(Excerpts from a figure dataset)
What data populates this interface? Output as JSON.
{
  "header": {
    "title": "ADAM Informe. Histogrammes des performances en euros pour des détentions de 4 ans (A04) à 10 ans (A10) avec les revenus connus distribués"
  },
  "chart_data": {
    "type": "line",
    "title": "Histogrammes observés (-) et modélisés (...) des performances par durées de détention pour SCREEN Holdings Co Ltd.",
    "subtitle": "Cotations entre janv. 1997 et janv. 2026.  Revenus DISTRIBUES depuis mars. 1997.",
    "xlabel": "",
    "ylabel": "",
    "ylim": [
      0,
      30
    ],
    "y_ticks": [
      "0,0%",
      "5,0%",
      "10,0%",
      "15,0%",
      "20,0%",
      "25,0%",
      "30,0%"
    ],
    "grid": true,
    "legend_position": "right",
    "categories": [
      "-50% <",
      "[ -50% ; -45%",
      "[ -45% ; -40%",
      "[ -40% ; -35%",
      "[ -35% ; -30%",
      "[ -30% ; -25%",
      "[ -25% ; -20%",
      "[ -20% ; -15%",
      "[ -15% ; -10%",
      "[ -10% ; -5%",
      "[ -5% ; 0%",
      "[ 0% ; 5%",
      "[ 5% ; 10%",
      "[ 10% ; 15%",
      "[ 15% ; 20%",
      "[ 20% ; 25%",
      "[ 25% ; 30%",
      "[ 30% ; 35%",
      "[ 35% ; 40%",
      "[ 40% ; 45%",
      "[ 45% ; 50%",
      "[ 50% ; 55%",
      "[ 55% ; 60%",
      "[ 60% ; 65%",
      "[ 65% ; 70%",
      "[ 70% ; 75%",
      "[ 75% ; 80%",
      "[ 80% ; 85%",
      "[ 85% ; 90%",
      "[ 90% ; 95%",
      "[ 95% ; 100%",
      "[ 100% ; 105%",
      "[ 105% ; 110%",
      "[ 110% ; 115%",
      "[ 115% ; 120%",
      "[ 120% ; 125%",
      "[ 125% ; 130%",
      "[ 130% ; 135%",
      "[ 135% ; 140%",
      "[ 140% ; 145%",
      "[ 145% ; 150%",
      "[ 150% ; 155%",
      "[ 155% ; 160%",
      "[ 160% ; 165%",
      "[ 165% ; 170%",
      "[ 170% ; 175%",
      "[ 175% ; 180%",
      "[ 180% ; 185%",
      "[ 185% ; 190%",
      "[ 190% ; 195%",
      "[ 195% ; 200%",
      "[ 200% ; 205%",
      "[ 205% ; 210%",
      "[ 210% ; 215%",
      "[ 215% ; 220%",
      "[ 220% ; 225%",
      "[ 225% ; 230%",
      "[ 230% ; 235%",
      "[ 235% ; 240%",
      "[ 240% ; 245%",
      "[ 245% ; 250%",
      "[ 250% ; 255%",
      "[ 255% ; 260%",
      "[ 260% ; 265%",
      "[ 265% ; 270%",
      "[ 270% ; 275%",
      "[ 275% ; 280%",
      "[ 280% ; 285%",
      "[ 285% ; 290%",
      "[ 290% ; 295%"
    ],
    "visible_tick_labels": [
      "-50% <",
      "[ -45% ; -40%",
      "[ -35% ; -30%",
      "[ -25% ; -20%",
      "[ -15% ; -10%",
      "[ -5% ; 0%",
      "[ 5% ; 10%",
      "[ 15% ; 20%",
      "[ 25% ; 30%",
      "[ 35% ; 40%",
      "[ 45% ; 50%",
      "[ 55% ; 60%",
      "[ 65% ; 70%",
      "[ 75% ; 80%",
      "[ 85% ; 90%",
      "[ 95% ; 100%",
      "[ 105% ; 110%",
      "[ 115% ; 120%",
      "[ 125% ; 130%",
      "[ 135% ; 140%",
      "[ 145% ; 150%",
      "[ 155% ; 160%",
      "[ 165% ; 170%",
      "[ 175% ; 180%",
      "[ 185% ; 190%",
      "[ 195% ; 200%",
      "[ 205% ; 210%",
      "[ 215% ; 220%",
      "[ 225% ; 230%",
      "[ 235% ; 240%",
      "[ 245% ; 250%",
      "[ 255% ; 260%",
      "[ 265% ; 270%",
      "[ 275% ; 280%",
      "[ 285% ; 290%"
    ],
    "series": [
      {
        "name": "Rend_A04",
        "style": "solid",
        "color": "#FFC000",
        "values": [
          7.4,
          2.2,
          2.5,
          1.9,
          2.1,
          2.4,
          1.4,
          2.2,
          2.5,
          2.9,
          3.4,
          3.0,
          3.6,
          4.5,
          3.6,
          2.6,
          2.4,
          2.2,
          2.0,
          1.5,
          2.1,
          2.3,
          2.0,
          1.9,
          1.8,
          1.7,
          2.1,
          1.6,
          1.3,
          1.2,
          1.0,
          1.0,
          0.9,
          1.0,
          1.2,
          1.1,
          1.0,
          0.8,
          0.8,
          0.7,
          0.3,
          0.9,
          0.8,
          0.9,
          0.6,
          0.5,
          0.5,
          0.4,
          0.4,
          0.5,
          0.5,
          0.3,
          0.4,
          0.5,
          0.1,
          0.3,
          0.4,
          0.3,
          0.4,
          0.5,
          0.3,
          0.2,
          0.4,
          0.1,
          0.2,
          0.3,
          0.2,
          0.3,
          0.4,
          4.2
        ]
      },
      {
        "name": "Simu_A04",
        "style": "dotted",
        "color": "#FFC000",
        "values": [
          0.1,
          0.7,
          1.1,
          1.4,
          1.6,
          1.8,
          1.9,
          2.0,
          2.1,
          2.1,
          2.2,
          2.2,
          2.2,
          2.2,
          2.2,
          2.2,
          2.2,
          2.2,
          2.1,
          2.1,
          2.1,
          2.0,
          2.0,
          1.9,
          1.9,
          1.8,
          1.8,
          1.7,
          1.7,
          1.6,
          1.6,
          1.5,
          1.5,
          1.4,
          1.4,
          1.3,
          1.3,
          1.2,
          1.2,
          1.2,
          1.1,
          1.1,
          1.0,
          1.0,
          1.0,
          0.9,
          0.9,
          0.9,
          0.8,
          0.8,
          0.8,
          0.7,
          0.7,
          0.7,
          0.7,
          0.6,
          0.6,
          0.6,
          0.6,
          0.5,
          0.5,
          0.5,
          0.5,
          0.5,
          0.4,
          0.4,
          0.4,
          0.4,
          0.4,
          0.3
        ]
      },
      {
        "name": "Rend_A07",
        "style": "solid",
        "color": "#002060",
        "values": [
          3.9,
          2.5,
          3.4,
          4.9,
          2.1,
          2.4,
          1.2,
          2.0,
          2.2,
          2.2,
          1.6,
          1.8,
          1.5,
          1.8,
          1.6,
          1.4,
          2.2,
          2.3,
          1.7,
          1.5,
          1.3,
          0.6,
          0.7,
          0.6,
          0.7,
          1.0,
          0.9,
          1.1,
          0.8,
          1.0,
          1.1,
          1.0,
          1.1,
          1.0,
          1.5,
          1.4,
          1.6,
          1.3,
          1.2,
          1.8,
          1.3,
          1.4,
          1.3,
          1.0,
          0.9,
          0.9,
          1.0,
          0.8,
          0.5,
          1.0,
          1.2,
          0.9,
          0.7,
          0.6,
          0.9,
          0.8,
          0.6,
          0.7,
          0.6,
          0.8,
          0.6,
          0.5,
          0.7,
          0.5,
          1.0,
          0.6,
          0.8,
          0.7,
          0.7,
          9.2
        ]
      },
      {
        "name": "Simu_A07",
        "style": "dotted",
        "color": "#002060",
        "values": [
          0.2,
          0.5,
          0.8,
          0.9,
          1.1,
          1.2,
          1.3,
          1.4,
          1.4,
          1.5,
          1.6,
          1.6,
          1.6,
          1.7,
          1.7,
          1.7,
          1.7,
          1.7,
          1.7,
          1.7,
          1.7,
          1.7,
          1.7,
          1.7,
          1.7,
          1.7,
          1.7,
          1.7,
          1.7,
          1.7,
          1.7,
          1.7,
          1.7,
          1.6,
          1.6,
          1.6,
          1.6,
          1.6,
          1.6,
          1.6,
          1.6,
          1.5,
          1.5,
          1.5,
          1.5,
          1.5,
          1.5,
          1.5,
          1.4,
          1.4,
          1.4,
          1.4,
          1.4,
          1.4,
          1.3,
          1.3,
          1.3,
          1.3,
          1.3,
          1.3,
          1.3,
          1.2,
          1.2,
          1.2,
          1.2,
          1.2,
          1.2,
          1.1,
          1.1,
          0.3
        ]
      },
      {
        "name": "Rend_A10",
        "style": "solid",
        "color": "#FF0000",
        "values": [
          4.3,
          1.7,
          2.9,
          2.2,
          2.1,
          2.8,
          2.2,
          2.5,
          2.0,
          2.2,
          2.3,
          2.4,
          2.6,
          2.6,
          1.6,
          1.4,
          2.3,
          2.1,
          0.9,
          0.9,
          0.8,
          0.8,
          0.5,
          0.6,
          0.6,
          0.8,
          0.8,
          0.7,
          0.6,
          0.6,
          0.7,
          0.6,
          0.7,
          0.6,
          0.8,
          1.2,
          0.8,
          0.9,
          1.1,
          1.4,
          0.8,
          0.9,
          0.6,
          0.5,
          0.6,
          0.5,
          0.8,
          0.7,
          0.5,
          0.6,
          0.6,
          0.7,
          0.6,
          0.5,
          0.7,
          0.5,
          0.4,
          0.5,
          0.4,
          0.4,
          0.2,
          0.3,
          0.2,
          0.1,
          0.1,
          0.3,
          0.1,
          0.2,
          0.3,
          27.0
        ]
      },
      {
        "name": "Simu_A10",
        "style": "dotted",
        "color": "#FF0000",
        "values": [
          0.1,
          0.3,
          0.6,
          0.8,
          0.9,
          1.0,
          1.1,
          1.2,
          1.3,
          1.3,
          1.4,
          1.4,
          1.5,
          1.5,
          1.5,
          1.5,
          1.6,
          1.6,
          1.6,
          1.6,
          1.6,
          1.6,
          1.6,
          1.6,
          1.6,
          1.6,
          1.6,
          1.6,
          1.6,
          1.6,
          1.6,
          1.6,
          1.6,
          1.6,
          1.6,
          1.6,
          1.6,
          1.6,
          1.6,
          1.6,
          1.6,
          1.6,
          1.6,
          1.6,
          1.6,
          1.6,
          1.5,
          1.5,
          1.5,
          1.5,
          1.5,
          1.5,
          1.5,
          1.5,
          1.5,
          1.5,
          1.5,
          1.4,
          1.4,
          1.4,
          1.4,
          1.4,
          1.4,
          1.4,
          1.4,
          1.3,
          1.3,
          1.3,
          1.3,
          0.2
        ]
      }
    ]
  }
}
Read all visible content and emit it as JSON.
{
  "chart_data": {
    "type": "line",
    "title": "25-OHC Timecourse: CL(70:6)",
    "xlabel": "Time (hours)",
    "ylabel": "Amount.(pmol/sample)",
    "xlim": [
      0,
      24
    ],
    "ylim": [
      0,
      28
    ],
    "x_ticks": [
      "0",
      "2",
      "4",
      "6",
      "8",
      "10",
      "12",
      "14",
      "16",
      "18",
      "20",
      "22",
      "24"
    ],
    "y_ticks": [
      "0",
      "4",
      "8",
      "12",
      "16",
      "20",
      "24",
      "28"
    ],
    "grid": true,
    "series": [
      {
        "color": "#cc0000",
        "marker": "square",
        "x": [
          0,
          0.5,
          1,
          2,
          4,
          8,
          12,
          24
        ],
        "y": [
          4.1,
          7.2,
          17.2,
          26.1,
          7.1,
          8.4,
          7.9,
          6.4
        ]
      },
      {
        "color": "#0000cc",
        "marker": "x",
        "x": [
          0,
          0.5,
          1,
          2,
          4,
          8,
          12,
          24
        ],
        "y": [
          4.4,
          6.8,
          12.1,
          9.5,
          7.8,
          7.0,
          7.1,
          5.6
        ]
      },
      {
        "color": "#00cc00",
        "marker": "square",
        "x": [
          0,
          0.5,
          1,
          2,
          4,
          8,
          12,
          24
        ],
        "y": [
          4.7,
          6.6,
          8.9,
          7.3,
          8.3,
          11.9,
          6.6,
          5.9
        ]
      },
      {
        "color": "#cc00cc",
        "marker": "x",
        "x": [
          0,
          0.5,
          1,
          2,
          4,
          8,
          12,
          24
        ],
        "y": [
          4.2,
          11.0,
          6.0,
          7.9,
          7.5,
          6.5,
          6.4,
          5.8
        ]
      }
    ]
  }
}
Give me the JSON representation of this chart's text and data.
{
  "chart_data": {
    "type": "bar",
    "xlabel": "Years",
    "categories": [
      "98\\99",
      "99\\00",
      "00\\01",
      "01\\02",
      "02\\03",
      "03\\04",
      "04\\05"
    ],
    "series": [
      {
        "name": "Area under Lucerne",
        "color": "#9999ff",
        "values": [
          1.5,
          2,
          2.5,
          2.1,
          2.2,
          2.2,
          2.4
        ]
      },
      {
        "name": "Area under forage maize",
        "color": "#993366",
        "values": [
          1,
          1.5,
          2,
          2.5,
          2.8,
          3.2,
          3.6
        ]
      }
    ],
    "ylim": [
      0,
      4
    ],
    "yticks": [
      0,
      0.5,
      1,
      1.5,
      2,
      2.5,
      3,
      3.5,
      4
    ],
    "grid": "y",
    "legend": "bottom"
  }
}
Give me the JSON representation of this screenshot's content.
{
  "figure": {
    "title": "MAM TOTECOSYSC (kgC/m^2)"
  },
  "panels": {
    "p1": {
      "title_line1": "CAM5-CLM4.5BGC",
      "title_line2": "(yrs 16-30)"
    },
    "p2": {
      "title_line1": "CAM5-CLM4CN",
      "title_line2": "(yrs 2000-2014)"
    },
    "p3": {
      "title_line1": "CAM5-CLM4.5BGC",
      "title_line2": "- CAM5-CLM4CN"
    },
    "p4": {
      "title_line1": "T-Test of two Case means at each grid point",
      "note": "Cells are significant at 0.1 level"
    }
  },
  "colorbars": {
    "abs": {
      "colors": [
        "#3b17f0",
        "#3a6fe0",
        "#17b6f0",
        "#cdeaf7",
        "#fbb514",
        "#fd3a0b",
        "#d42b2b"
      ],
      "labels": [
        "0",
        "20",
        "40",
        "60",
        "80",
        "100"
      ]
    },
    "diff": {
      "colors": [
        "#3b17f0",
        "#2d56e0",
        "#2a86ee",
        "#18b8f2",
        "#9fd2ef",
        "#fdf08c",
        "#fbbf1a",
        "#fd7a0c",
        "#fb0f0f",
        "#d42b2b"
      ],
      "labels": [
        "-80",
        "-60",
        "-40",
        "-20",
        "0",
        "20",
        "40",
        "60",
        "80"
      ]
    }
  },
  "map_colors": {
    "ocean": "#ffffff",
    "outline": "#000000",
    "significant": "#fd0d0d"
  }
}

▶ _Given instruction_
Copy out all lines that carry the word "this".

▶ _Exercise response_
What data populates this interface? Output as JSON.
Give me the JSON representation of this chart's text and data.
Give me the JSON representation of this screenshot's content.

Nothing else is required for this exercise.